--- begin ---
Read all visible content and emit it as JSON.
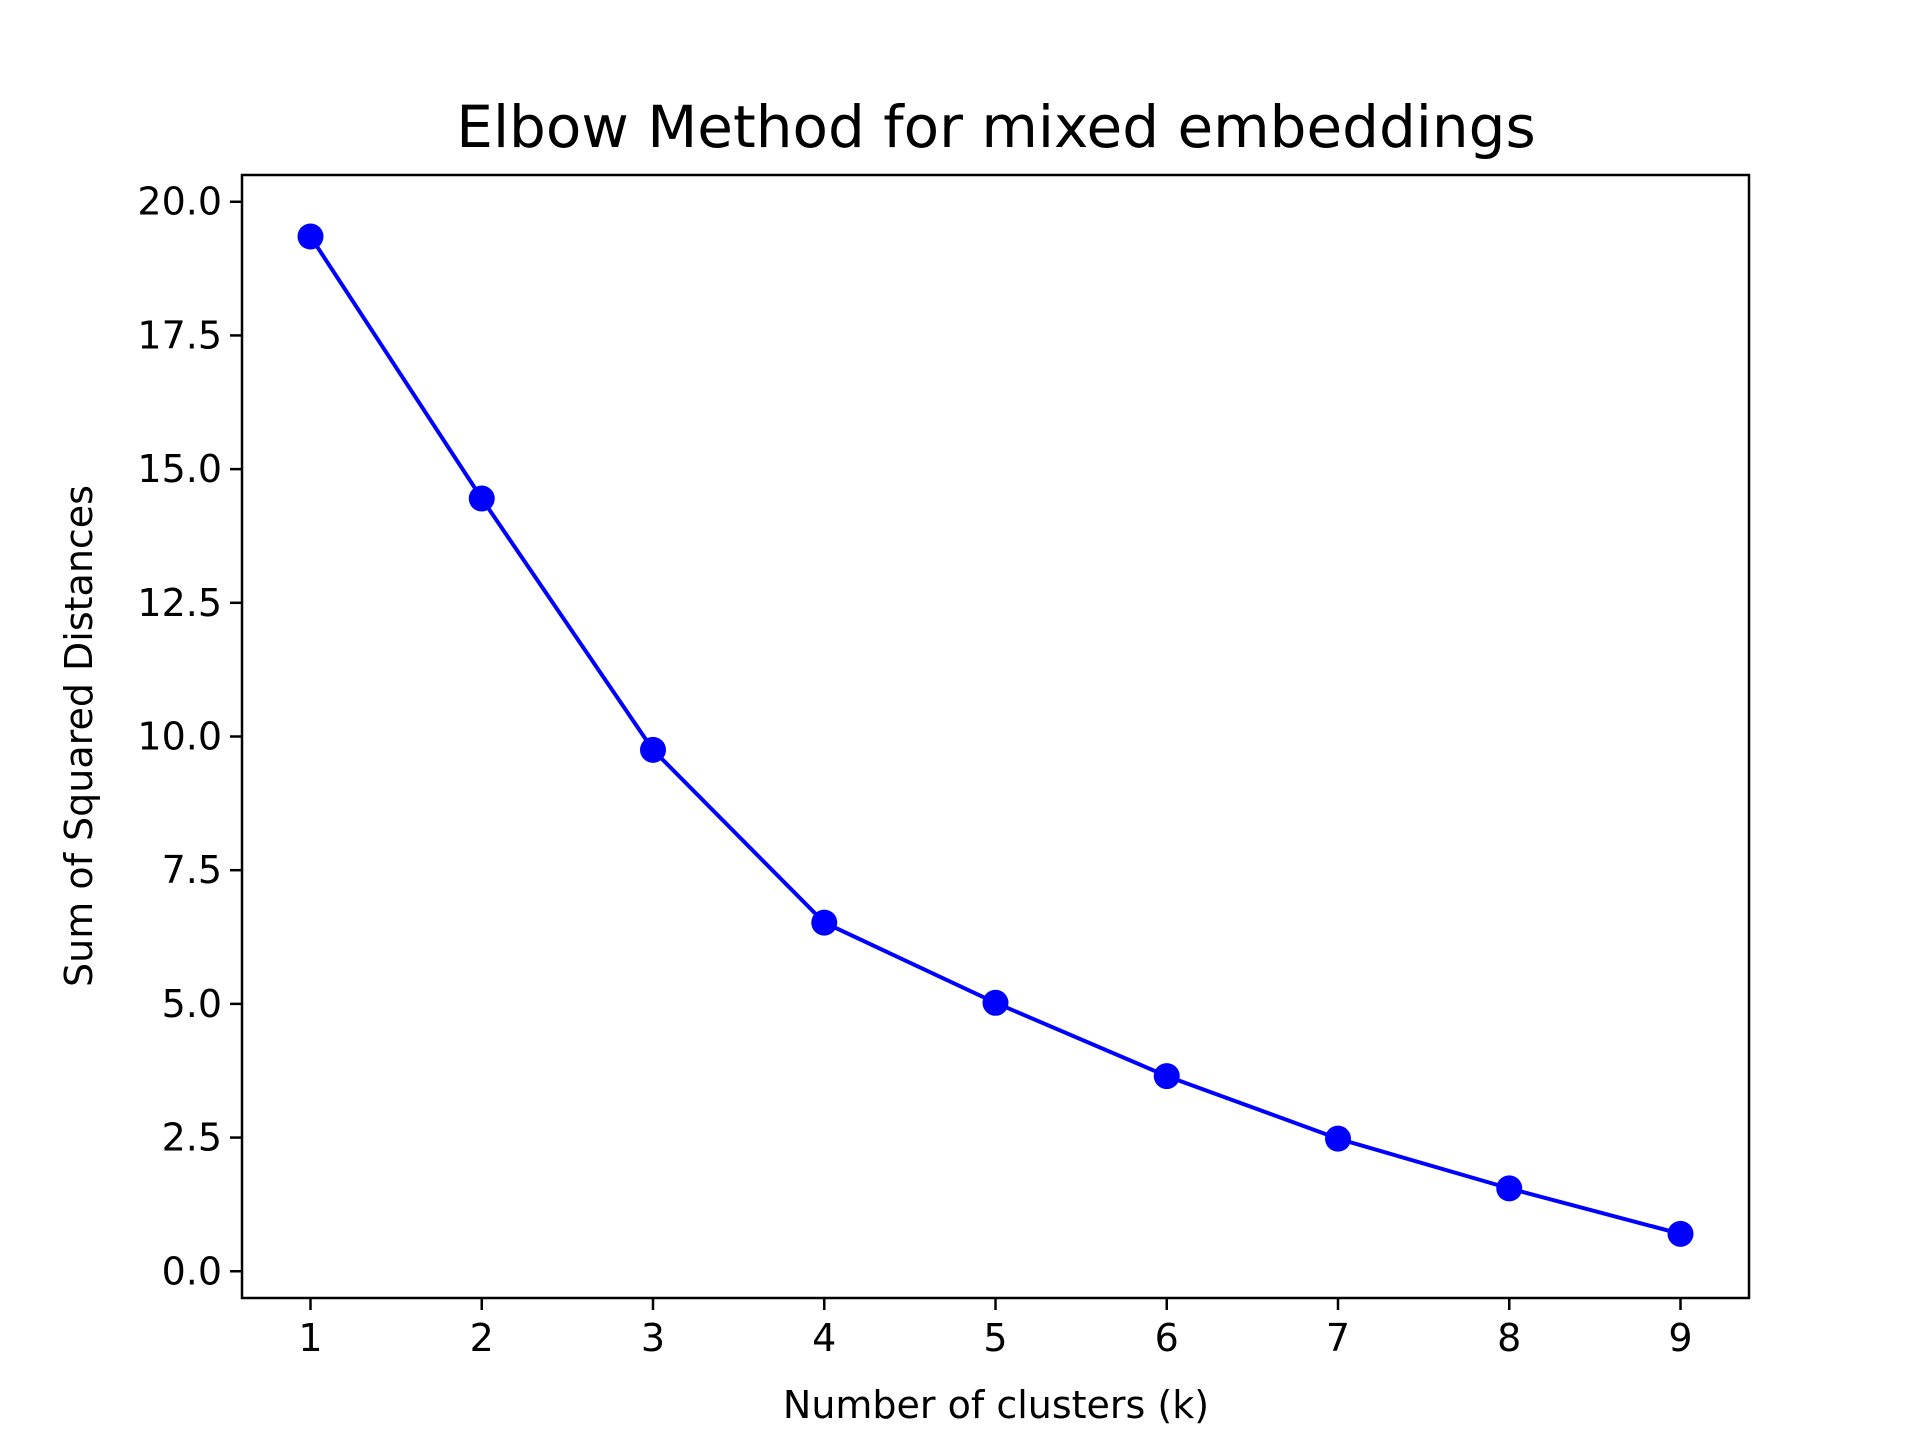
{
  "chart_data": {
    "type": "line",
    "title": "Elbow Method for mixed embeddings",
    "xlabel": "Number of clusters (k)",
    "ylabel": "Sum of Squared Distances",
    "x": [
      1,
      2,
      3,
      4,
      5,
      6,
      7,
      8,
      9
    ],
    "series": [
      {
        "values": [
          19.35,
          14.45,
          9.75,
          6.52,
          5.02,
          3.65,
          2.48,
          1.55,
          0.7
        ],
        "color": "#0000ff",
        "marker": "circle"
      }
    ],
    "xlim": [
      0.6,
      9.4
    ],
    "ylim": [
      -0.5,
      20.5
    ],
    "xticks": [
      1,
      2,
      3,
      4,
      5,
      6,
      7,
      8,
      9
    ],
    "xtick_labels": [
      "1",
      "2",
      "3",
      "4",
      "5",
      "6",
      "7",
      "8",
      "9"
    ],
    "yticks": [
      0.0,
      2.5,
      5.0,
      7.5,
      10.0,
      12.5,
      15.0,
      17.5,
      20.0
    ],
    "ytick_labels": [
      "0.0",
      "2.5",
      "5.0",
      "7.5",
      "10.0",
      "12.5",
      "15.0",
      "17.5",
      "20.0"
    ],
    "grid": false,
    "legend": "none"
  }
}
--- end ---
* [Exercise aim] Write out the entries above word for word. Do not include the pictures.

* [Response to the exercise]
Read all visible content and emit it as JSON.
{
  "chart_data": {
    "type": "line",
    "title": "Elbow Method for mixed embeddings",
    "xlabel": "Number of clusters (k)",
    "ylabel": "Sum of Squared Distances",
    "x": [
      1,
      2,
      3,
      4,
      5,
      6,
      7,
      8,
      9
    ],
    "series": [
      {
        "values": [
          19.35,
          14.45,
          9.75,
          6.52,
          5.02,
          3.65,
          2.48,
          1.55,
          0.7
        ],
        "color": "#0000ff",
        "marker": "circle"
      }
    ],
    "xlim": [
      0.6,
      9.4
    ],
    "ylim": [
      -0.5,
      20.5
    ],
    "xticks": [
      1,
      2,
      3,
      4,
      5,
      6,
      7,
      8,
      9
    ],
    "xtick_labels": [
      "1",
      "2",
      "3",
      "4",
      "5",
      "6",
      "7",
      "8",
      "9"
    ],
    "yticks": [
      0.0,
      2.5,
      5.0,
      7.5,
      10.0,
      12.5,
      15.0,
      17.5,
      20.0
    ],
    "ytick_labels": [
      "0.0",
      "2.5",
      "5.0",
      "7.5",
      "10.0",
      "12.5",
      "15.0",
      "17.5",
      "20.0"
    ],
    "grid": false,
    "legend": "none"
  }
}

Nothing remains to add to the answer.